> _EXERCISE INSTRUCTIONS_: Exclude the pictures and retype the entries as written.

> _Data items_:
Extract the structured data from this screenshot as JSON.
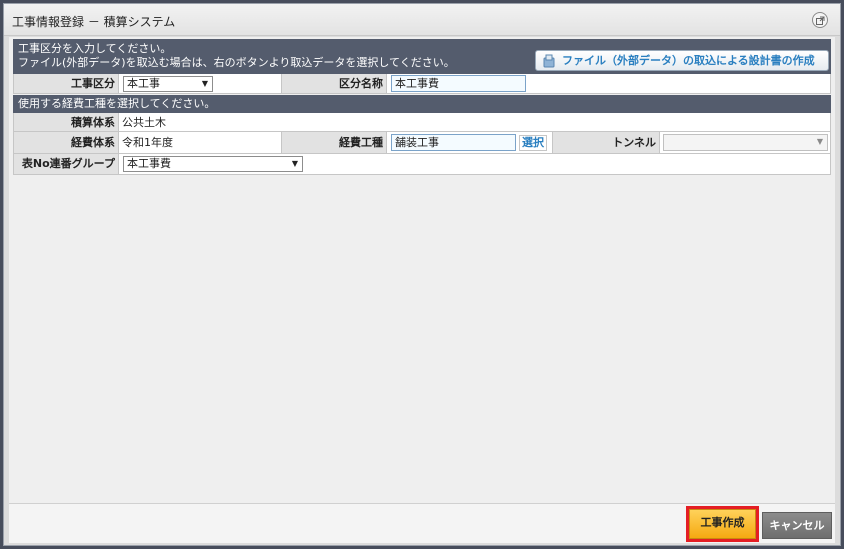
{
  "window": {
    "title": "工事情報登録 － 積算システム"
  },
  "instructions": {
    "line1": "工事区分を入力してください。",
    "line2": "ファイル(外部データ)を取込む場合は、右のボタンより取込データを選択してください。",
    "file_button": "ファイル（外部データ）の取込による設計書の作成"
  },
  "form": {
    "koji_kubun_label": "工事区分",
    "koji_kubun_value": "本工事",
    "kubun_meisho_label": "区分名称",
    "kubun_meisho_value": "本工事費",
    "expense_instruction": "使用する経費工種を選択してください。",
    "sekisan_taikei_label": "積算体系",
    "sekisan_taikei_value": "公共土木",
    "keihi_taikei_label": "経費体系",
    "keihi_taikei_value": "令和1年度",
    "keihi_koshu_label": "経費工種",
    "keihi_koshu_value": "舗装工事",
    "select_link": "選択",
    "tunnel_label": "トンネル",
    "tunnel_value": "",
    "table_group_label": "表No連番グループ",
    "table_group_value": "本工事費"
  },
  "footer": {
    "create_button": "工事作成",
    "cancel_button": "キャンセル"
  },
  "icons": {
    "popout": "popout-icon",
    "file_import": "file-import-icon",
    "dropdown": "chevron-down-icon"
  }
}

> _RESULT OF THE TASK_:
Extract the structured data from this screenshot as JSON.
{
  "window": {
    "title": "工事情報登録 － 積算システム"
  },
  "instructions": {
    "line1": "工事区分を入力してください。",
    "line2": "ファイル(外部データ)を取込む場合は、右のボタンより取込データを選択してください。",
    "file_button": "ファイル（外部データ）の取込による設計書の作成"
  },
  "form": {
    "koji_kubun_label": "工事区分",
    "koji_kubun_value": "本工事",
    "kubun_meisho_label": "区分名称",
    "kubun_meisho_value": "本工事費",
    "expense_instruction": "使用する経費工種を選択してください。",
    "sekisan_taikei_label": "積算体系",
    "sekisan_taikei_value": "公共土木",
    "keihi_taikei_label": "経費体系",
    "keihi_taikei_value": "令和1年度",
    "keihi_koshu_label": "経費工種",
    "keihi_koshu_value": "舗装工事",
    "select_link": "選択",
    "tunnel_label": "トンネル",
    "tunnel_value": "",
    "table_group_label": "表No連番グループ",
    "table_group_value": "本工事費"
  },
  "footer": {
    "create_button": "工事作成",
    "cancel_button": "キャンセル"
  },
  "icons": {
    "popout": "popout-icon",
    "file_import": "file-import-icon",
    "dropdown": "chevron-down-icon"
  }
}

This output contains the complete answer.